Collection entries
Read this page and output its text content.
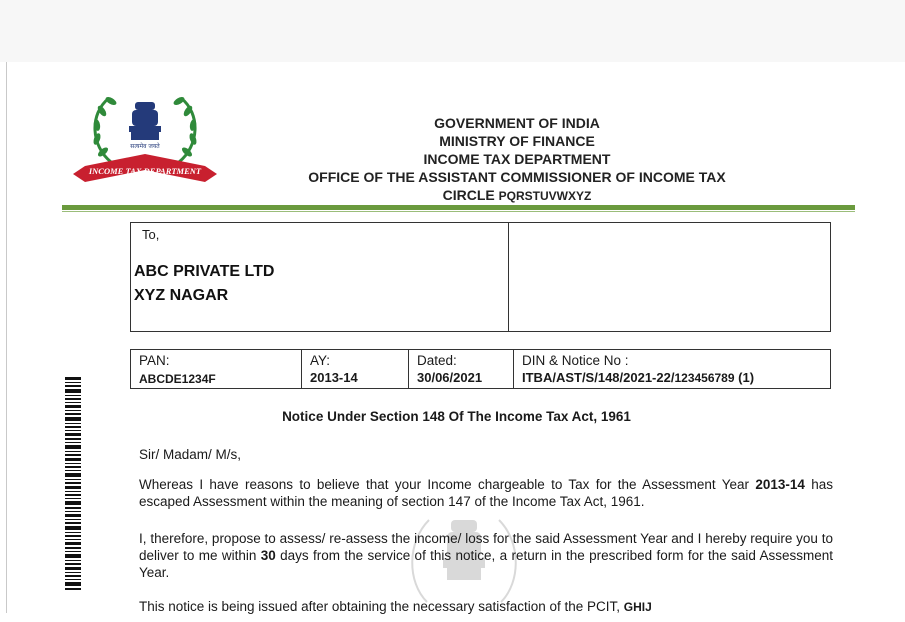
सत्यमेव जयते
INCOME TAX DEPARTMENT
GOVERNMENT OF INDIA
MINISTRY OF FINANCE
INCOME TAX DEPARTMENT
OFFICE OF THE ASSISTANT COMMISSIONER OF INCOME TAX
CIRCLE PQRSTUVWXYZ
To,
ABC PRIVATE LTD
XYZ NAGAR
PAN:
ABCDE1234F
AY:
2013-14
Dated:
30/06/2021
DIN & Notice No :
ITBA/AST/S/148/2021-22/123456789 (1)
Notice Under Section 148 Of The Income Tax Act, 1961
Sir/ Madam/ M/s,
Whereas I have reasons to believe that your Income chargeable to Tax for the Assessment Year 2013-14 has escaped Assessment within the meaning of section 147 of the Income Tax Act, 1961.
I, therefore, propose to assess/ re-assess the income/ loss for the said Assessment Year and I hereby require you to deliver to me within 30 days from the service of this notice, a return in the prescribed form for the said Assessment Year.
This notice is being issued after obtaining the necessary satisfaction of the PCIT, GHIJ
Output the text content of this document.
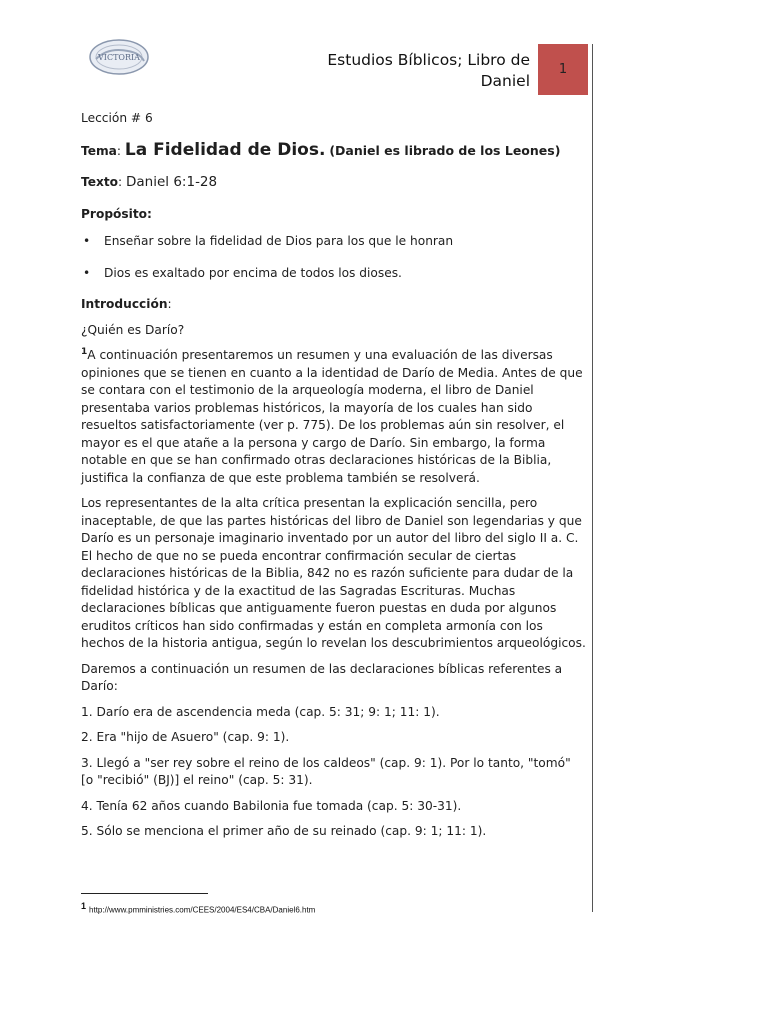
VICTORIA	Estudios Bíblicos; Libro de
Daniel
1

Lección # 6

Tema: La Fidelidad de Dios. (Daniel es librado de los Leones)

Texto: Daniel 6:1-28

Propósito:

• Enseñar sobre la fidelidad de Dios para los que le honran
• Dios es exaltado por encima de todos los dioses.

Introducción:

¿Quién es Darío?

$^1$A continuación presentaremos un resumen y una evaluación de las diversas opiniones que se tienen en cuanto a la identidad de Darío de Media. Antes de que se contara con el testimonio de la arqueología moderna, el libro de Daniel presentaba varios problemas históricos, la mayoría de los cuales han sido resueltos satisfactoriamente (ver p. 775). De los problemas aún sin resolver, el mayor es el que atañe a la persona y cargo de Darío. Sin embargo, la forma notable en que se han confirmado otras declaraciones históricas de la Biblia, justifica la confianza de que este problema también se resolverá.

Los representantes de la alta crítica presentan la explicación sencilla, pero inaceptable, de que las partes históricas del libro de Daniel son legendarias y que Darío es un personaje imaginario inventado por un autor del libro del siglo II a. C. El hecho de que no se pueda encontrar confirmación secular de ciertas declaraciones históricas de la Biblia, 842 no es razón suficiente para dudar de la fidelidad histórica y de la exactitud de las Sagradas Escrituras. Muchas declaraciones bíblicas que antiguamente fueron puestas en duda por algunos eruditos críticos han sido confirmadas y están en completa armonía con los hechos de la historia antigua, según lo revelan los descubrimientos arqueológicos.

Daremos a continuación un resumen de las declaraciones bíblicas referentes a Darío:

1. Darío era de ascendencia meda (cap. 5: 31; 9: 1; 11: 1).

2. Era "hijo de Asuero" (cap. 9: 1).

3. Llegó a "ser rey sobre el reino de los caldeos" (cap. 9: 1). Por lo tanto, "tomó" [o "recibió" (BJ)] el reino" (cap. 5: 31).

4. Tenía 62 años cuando Babilonia fue tomada (cap. 5: 30-31).

5. Sólo se menciona el primer año de su reinado (cap. 9: 1; 11: 1).

1 http://www.pmministries.com/CEES/2004/ES4/CBA/Daniel6.htm
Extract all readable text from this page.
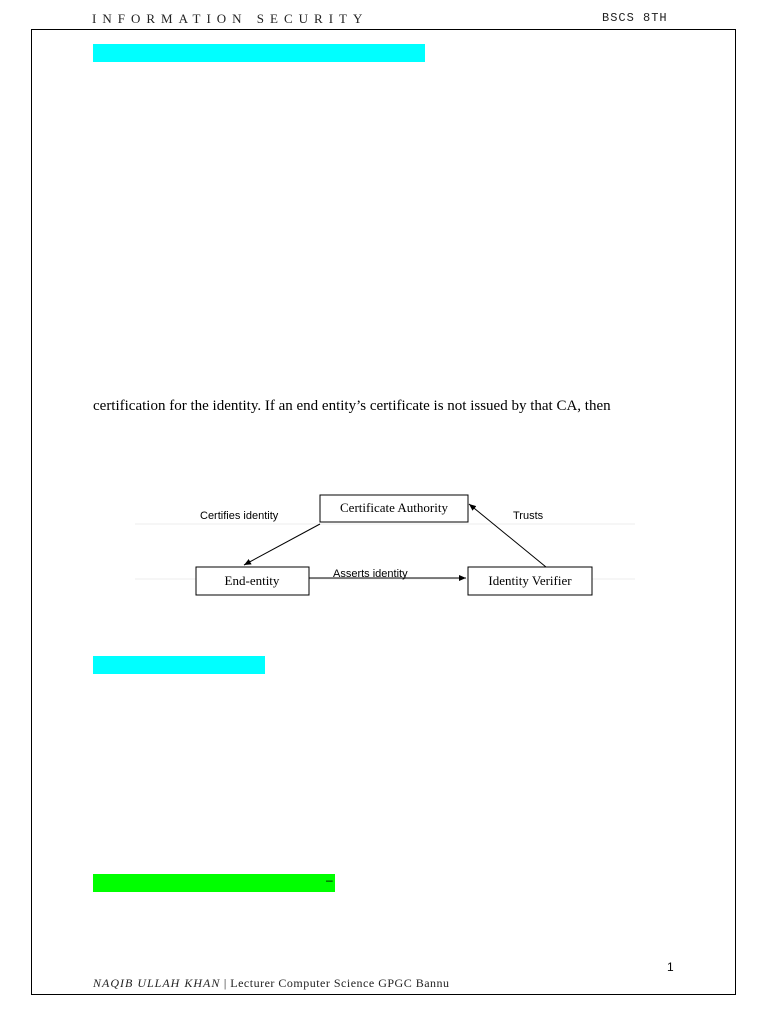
INFORMATION SECURITY	BSCS 8TH
certification for the identity. If an end entity’s certificate is not issued by that CA, then
Certificate Authority
End-entity	Identity Verifier
Certifies identity
Asserts identity
Trusts
–
1
NAQIB ULLAH KHAN | Lecturer Computer Science GPGC Bannu
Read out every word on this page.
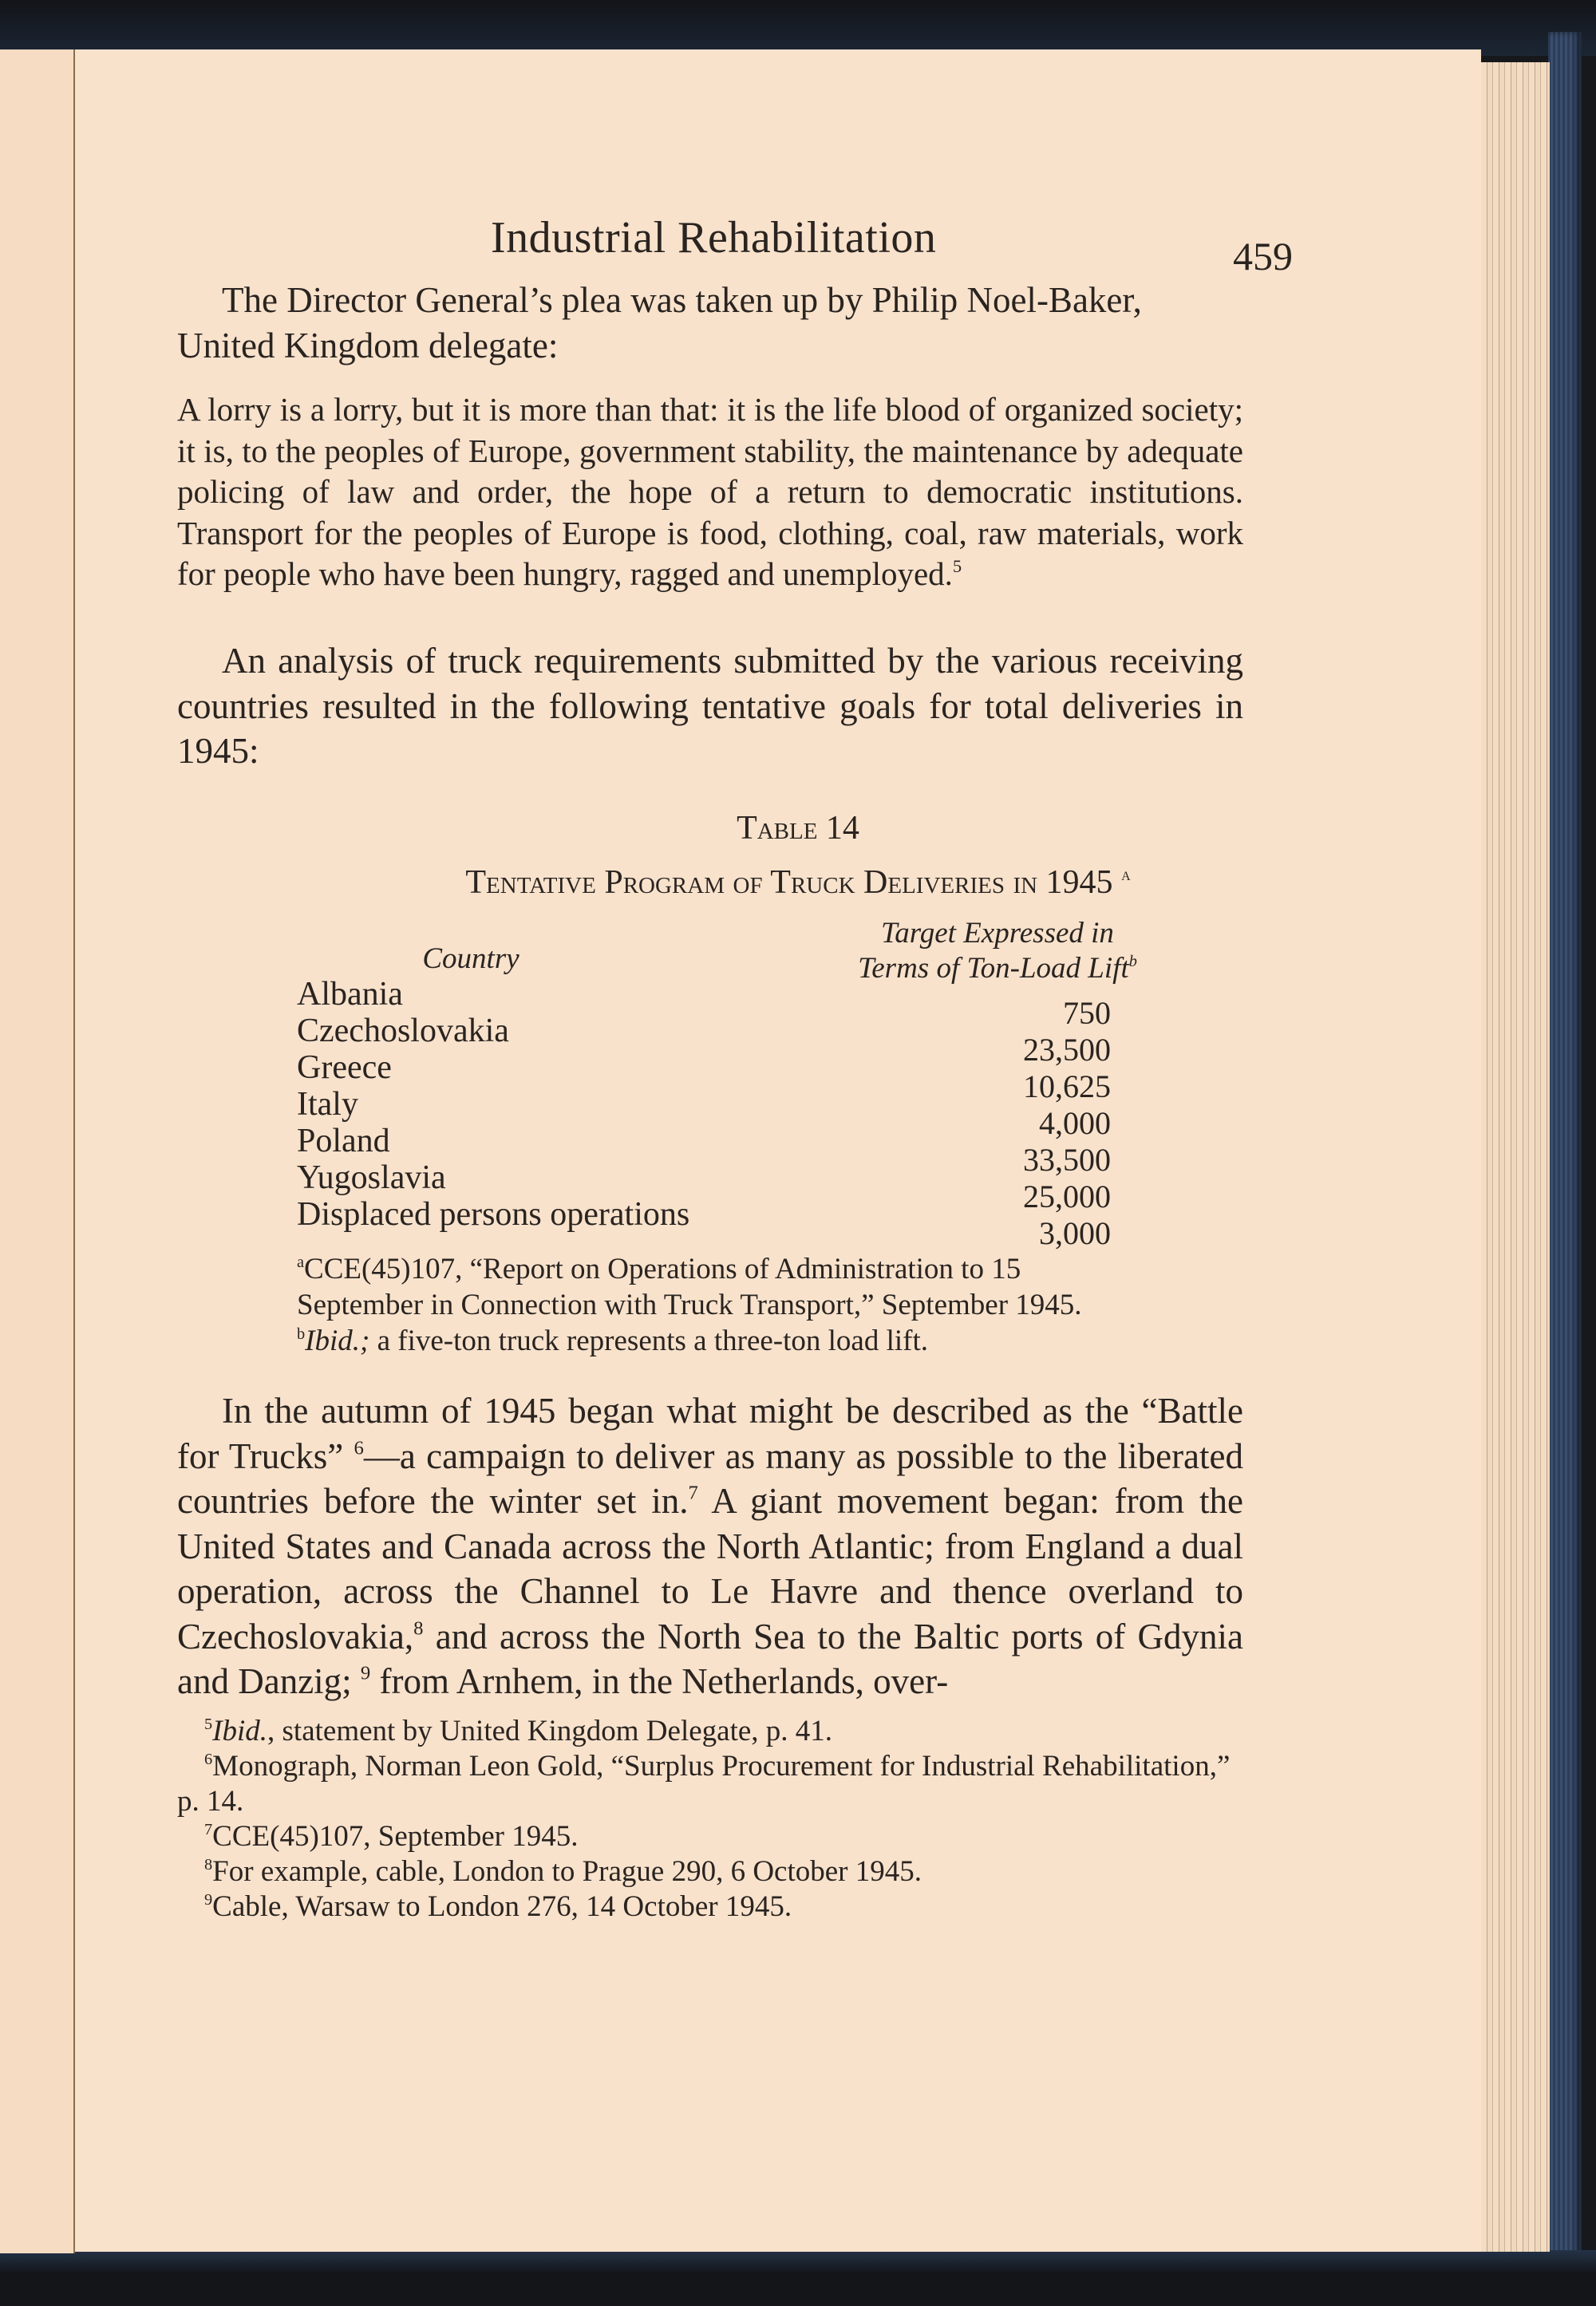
Industrial Rehabilitation	459

The Director General’s plea was taken up by Philip Noel-Baker,
United Kingdom delegate:

A lorry is a lorry, but it is more than that: it is the life blood of organized society; it is, to the peoples of Europe, government stability, the maintenance by adequate policing of law and order, the hope of a return to democratic institutions. Transport for the peoples of Europe is food, clothing, coal, raw materials, work for people who have been hungry, ragged and unemployed.$^5$

An analysis of truck requirements submitted by the various receiving countries resulted in the following tentative goals for total deliveries in 1945:

Table 14
Tentative Program of Truck Deliveries in 1945 $^a$
Country
Target Expressed in
Terms of Ton-Load Lift$^b$
Albania
750
Czechoslovakia
23,500
Greece
10,625
Italy
4,000
Poland
33,500
Yugoslavia
25,000
Displaced persons operations
3,000
$^a$CCE(45)107, “Report on Operations of Administration to 15 September in Connection with Truck Transport,” September 1945.
$^b$Ibid.; a five-ton truck represents a three-ton load lift.

In the autumn of 1945 began what might be described as the “Battle for Trucks” $^6$—a campaign to deliver as many as possible to the liberated countries before the winter set in.$^7$ A giant movement began: from the United States and Canada across the North Atlantic; from England a dual operation, across the Channel to Le Havre and thence overland to Czechoslovakia,$^8$ and across the North Sea to the Baltic ports of Gdynia and Danzig; $^9$ from Arnhem, in the Netherlands, over-

$^5$Ibid., statement by United Kingdom Delegate, p. 41.
$^6$Monograph, Norman Leon Gold, “Surplus Procurement for Industrial Rehabilitation,” p. 14.
$^7$CCE(45)107, September 1945.
$^8$For example, cable, London to Prague 290, 6 October 1945.
$^9$Cable, Warsaw to London 276, 14 October 1945.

* **TASK DIRECTIONS**
In the entries above, how many lines hold the word "Year"? State the number and nothing else.

* **COMPLETED EXERCISE**
2